--- BEGIN ---
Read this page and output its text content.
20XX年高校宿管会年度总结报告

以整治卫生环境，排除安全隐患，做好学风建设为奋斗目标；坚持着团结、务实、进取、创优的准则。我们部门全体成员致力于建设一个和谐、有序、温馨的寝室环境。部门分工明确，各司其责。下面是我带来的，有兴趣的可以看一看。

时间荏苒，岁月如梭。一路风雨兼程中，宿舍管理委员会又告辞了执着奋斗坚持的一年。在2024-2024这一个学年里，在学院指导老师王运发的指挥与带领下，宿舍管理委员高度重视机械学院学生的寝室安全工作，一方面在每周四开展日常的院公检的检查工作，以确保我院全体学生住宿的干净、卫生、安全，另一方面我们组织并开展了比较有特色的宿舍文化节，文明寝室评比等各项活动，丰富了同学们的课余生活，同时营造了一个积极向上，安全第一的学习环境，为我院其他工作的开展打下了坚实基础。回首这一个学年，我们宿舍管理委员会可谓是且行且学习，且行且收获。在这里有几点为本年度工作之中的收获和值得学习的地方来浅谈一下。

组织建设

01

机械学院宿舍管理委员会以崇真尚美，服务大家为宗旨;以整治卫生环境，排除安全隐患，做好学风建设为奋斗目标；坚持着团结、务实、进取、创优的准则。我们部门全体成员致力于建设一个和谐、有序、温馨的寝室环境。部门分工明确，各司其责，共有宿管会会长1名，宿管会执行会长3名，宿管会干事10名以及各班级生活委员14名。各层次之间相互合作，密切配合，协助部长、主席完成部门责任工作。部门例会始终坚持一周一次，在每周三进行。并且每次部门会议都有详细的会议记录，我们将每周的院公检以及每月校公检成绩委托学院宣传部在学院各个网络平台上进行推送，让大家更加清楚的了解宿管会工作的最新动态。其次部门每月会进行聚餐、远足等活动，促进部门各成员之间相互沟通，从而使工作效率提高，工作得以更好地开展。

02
--- END ---
**Prompt:**
Pick each line holding the word "创优的准则" out of the listing.

**Result of the task:**
以整治卫生环境，排除安全隐患，做好学风建设为奋斗目标；坚持着团结、务实、进取、创优的准则。我们部门全体成员致力于建设一个和谐、有序、温馨的寝室环境。部门分工明确，各司其责。下面是我带来的，有兴趣的可以看一看。
机械学院宿舍管理委员会以崇真尚美，服务大家为宗旨;以整治卫生环境，排除安全隐患，做好学风建设为奋斗目标；坚持着团结、务实、进取、创优的准则。我们部门全体成员致力于建设一个和谐、有序、温馨的寝室环境。部门分工明确，各司其责，共有宿管会会长1名，宿管会执行会长3名，宿管会干事10名以及各班级生活委员14名。各层次之间相互合作，密切配合，协助部长、主席完成部门责任工作。部门例会始终坚持一周一次，在每周三进行。并且每次部门会议都有详细的会议记录，我们将每周的院公检以及每月校公检成绩委托学院宣传部在学院各个网络平台上进行推送，让大家更加清楚的了解宿管会工作的最新动态。其次部门每月会进行聚餐、远足等活动，促进部门各成员之间相互沟通，从而使工作效率提高，工作得以更好地开展。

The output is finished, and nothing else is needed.